» **REQUIREMENT**:
Read the records below. Copy each line where the string "image" occurs.

» **DATASET EXCERPTS**:
--- START ---

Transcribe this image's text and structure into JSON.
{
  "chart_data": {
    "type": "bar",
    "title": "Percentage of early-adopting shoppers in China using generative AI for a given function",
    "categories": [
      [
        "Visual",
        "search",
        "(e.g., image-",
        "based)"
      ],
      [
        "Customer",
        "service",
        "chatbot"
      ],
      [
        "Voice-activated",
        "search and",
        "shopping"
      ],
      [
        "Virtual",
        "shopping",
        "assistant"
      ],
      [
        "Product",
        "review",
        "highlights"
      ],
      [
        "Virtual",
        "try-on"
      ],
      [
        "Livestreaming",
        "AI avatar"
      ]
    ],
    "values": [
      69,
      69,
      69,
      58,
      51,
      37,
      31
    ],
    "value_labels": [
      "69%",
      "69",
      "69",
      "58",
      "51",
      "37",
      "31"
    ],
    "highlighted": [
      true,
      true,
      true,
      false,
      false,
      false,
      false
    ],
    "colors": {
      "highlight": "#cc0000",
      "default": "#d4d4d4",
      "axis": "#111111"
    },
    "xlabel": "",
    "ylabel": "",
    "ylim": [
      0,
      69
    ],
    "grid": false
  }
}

--- END ---

» **SOLUTION TO THE PROBLEM**:
Transcribe this image's text and structure into JSON.
        "(e.g., image-",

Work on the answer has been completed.